Dataset rows:
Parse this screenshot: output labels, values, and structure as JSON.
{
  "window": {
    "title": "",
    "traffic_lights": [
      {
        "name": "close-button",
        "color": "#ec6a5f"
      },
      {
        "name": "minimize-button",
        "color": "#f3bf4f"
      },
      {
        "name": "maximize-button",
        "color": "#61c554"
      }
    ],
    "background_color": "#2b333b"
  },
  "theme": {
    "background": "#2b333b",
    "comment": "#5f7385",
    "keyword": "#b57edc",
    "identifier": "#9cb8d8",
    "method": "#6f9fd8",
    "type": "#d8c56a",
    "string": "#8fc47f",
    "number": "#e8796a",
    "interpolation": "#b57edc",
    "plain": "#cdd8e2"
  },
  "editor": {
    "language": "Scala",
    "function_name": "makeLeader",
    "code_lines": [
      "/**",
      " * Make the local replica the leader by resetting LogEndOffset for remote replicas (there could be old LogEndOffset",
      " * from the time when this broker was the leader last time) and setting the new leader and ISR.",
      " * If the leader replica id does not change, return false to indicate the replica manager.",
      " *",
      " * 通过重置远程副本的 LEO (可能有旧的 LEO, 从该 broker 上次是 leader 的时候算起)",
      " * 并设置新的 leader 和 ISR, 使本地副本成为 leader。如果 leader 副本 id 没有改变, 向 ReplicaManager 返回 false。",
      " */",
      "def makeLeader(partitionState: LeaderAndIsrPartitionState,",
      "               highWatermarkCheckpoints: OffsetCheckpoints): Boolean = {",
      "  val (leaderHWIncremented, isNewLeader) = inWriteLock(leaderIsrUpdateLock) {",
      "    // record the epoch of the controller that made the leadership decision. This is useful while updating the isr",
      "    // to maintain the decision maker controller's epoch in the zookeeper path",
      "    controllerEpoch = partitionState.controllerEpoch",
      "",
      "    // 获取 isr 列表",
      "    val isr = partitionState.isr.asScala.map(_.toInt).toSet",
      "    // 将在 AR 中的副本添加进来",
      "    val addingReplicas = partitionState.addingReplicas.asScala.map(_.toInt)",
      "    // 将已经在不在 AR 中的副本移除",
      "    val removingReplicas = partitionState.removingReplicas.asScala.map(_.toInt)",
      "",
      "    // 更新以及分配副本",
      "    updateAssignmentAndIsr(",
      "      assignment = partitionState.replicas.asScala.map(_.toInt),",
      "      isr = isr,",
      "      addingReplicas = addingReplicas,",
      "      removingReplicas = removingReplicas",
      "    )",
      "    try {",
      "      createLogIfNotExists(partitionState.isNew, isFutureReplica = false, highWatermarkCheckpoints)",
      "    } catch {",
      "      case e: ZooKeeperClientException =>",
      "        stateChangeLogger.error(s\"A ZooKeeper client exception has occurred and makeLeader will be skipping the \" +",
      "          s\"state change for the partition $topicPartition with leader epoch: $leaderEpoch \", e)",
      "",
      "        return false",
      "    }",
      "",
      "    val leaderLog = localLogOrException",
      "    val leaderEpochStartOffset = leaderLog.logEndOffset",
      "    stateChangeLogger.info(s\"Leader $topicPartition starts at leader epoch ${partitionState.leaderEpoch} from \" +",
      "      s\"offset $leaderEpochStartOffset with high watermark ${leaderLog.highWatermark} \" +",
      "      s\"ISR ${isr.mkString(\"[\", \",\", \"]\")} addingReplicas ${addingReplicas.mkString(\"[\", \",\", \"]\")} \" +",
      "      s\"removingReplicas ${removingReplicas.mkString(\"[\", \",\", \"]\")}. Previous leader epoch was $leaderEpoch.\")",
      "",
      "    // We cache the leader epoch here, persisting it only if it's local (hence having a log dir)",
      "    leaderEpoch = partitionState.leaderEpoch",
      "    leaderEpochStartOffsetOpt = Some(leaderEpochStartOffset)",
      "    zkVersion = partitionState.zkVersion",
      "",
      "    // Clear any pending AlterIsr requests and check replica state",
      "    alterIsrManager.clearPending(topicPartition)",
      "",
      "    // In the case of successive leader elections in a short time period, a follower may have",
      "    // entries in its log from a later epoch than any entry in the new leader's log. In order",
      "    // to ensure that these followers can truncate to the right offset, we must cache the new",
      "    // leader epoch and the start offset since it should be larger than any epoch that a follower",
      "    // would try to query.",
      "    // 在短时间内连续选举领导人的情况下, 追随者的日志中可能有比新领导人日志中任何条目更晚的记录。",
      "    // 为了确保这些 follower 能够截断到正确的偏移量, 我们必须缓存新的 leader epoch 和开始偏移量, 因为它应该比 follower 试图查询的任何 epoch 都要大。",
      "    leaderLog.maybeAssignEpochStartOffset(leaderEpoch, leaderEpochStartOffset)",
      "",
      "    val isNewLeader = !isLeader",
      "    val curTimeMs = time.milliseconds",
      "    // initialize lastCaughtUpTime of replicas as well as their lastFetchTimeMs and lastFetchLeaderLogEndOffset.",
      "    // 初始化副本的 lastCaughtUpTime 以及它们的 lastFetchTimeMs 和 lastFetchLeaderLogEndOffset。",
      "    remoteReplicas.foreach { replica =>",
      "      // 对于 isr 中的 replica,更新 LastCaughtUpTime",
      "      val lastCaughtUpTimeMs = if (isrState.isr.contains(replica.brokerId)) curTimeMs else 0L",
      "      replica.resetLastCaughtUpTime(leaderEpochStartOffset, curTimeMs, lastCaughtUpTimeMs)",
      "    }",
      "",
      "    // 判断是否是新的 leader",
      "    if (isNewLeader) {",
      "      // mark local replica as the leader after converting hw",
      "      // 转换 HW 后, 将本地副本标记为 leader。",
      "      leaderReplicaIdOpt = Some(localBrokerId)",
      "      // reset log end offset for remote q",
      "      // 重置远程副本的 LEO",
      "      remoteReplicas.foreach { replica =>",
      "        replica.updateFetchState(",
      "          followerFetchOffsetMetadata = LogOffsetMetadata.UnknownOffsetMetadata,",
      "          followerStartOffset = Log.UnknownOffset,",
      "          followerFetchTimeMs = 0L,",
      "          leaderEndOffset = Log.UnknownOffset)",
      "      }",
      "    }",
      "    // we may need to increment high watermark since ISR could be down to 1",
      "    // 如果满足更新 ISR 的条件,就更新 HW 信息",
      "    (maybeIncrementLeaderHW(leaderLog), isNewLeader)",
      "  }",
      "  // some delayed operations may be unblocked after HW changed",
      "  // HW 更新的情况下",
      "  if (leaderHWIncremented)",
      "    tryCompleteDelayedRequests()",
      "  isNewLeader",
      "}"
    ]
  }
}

Stated exercise » All of the material above needs to be retyped word for word.

Problem solution »
Parse this screenshot: output labels, values, and structure as JSON.
{
  "window": {
    "title": "",
    "traffic_lights": [
      {
        "name": "close-button",
        "color": "#ec6a5f"
      },
      {
        "name": "minimize-button",
        "color": "#f3bf4f"
      },
      {
        "name": "maximize-button",
        "color": "#61c554"
      }
    ],
    "background_color": "#2b333b"
  },
  "theme": {
    "background": "#2b333b",
    "comment": "#5f7385",
    "keyword": "#b57edc",
    "identifier": "#9cb8d8",
    "method": "#6f9fd8",
    "type": "#d8c56a",
    "string": "#8fc47f",
    "number": "#e8796a",
    "interpolation": "#b57edc",
    "plain": "#cdd8e2"
  },
  "editor": {
    "language": "Scala",
    "function_name": "makeLeader",
    "code_lines": [
      "/**",
      " * Make the local replica the leader by resetting LogEndOffset for remote replicas (there could be old LogEndOffset",
      " * from the time when this broker was the leader last time) and setting the new leader and ISR.",
      " * If the leader replica id does not change, return false to indicate the replica manager.",
      " *",
      " * 通过重置远程副本的 LEO (可能有旧的 LEO, 从该 broker 上次是 leader 的时候算起)",
      " * 并设置新的 leader 和 ISR, 使本地副本成为 leader。如果 leader 副本 id 没有改变, 向 ReplicaManager 返回 false。",
      " */",
      "def makeLeader(partitionState: LeaderAndIsrPartitionState,",
      "               highWatermarkCheckpoints: OffsetCheckpoints): Boolean = {",
      "  val (leaderHWIncremented, isNewLeader) = inWriteLock(leaderIsrUpdateLock) {",
      "    // record the epoch of the controller that made the leadership decision. This is useful while updating the isr",
      "    // to maintain the decision maker controller's epoch in the zookeeper path",
      "    controllerEpoch = partitionState.controllerEpoch",
      "",
      "    // 获取 isr 列表",
      "    val isr = partitionState.isr.asScala.map(_.toInt).toSet",
      "    // 将在 AR 中的副本添加进来",
      "    val addingReplicas = partitionState.addingReplicas.asScala.map(_.toInt)",
      "    // 将已经在不在 AR 中的副本移除",
      "    val removingReplicas = partitionState.removingReplicas.asScala.map(_.toInt)",
      "",
      "    // 更新以及分配副本",
      "    updateAssignmentAndIsr(",
      "      assignment = partitionState.replicas.asScala.map(_.toInt),",
      "      isr = isr,",
      "      addingReplicas = addingReplicas,",
      "      removingReplicas = removingReplicas",
      "    )",
      "    try {",
      "      createLogIfNotExists(partitionState.isNew, isFutureReplica = false, highWatermarkCheckpoints)",
      "    } catch {",
      "      case e: ZooKeeperClientException =>",
      "        stateChangeLogger.error(s\"A ZooKeeper client exception has occurred and makeLeader will be skipping the \" +",
      "          s\"state change for the partition $topicPartition with leader epoch: $leaderEpoch \", e)",
      "",
      "        return false",
      "    }",
      "",
      "    val leaderLog = localLogOrException",
      "    val leaderEpochStartOffset = leaderLog.logEndOffset",
      "    stateChangeLogger.info(s\"Leader $topicPartition starts at leader epoch ${partitionState.leaderEpoch} from \" +",
      "      s\"offset $leaderEpochStartOffset with high watermark ${leaderLog.highWatermark} \" +",
      "      s\"ISR ${isr.mkString(\"[\", \",\", \"]\")} addingReplicas ${addingReplicas.mkString(\"[\", \",\", \"]\")} \" +",
      "      s\"removingReplicas ${removingReplicas.mkString(\"[\", \",\", \"]\")}. Previous leader epoch was $leaderEpoch.\")",
      "",
      "    // We cache the leader epoch here, persisting it only if it's local (hence having a log dir)",
      "    leaderEpoch = partitionState.leaderEpoch",
      "    leaderEpochStartOffsetOpt = Some(leaderEpochStartOffset)",
      "    zkVersion = partitionState.zkVersion",
      "",
      "    // Clear any pending AlterIsr requests and check replica state",
      "    alterIsrManager.clearPending(topicPartition)",
      "",
      "    // In the case of successive leader elections in a short time period, a follower may have",
      "    // entries in its log from a later epoch than any entry in the new leader's log. In order",
      "    // to ensure that these followers can truncate to the right offset, we must cache the new",
      "    // leader epoch and the start offset since it should be larger than any epoch that a follower",
      "    // would try to query.",
      "    // 在短时间内连续选举领导人的情况下, 追随者的日志中可能有比新领导人日志中任何条目更晚的记录。",
      "    // 为了确保这些 follower 能够截断到正确的偏移量, 我们必须缓存新的 leader epoch 和开始偏移量, 因为它应该比 follower 试图查询的任何 epoch 都要大。",
      "    leaderLog.maybeAssignEpochStartOffset(leaderEpoch, leaderEpochStartOffset)",
      "",
      "    val isNewLeader = !isLeader",
      "    val curTimeMs = time.milliseconds",
      "    // initialize lastCaughtUpTime of replicas as well as their lastFetchTimeMs and lastFetchLeaderLogEndOffset.",
      "    // 初始化副本的 lastCaughtUpTime 以及它们的 lastFetchTimeMs 和 lastFetchLeaderLogEndOffset。",
      "    remoteReplicas.foreach { replica =>",
      "      // 对于 isr 中的 replica,更新 LastCaughtUpTime",
      "      val lastCaughtUpTimeMs = if (isrState.isr.contains(replica.brokerId)) curTimeMs else 0L",
      "      replica.resetLastCaughtUpTime(leaderEpochStartOffset, curTimeMs, lastCaughtUpTimeMs)",
      "    }",
      "",
      "    // 判断是否是新的 leader",
      "    if (isNewLeader) {",
      "      // mark local replica as the leader after converting hw",
      "      // 转换 HW 后, 将本地副本标记为 leader。",
      "      leaderReplicaIdOpt = Some(localBrokerId)",
      "      // reset log end offset for remote q",
      "      // 重置远程副本的 LEO",
      "      remoteReplicas.foreach { replica =>",
      "        replica.updateFetchState(",
      "          followerFetchOffsetMetadata = LogOffsetMetadata.UnknownOffsetMetadata,",
      "          followerStartOffset = Log.UnknownOffset,",
      "          followerFetchTimeMs = 0L,",
      "          leaderEndOffset = Log.UnknownOffset)",
      "      }",
      "    }",
      "    // we may need to increment high watermark since ISR could be down to 1",
      "    // 如果满足更新 ISR 的条件,就更新 HW 信息",
      "    (maybeIncrementLeaderHW(leaderLog), isNewLeader)",
      "  }",
      "  // some delayed operations may be unblocked after HW changed",
      "  // HW 更新的情况下",
      "  if (leaderHWIncremented)",
      "    tryCompleteDelayedRequests()",
      "  isNewLeader",
      "}"
    ]
  }
}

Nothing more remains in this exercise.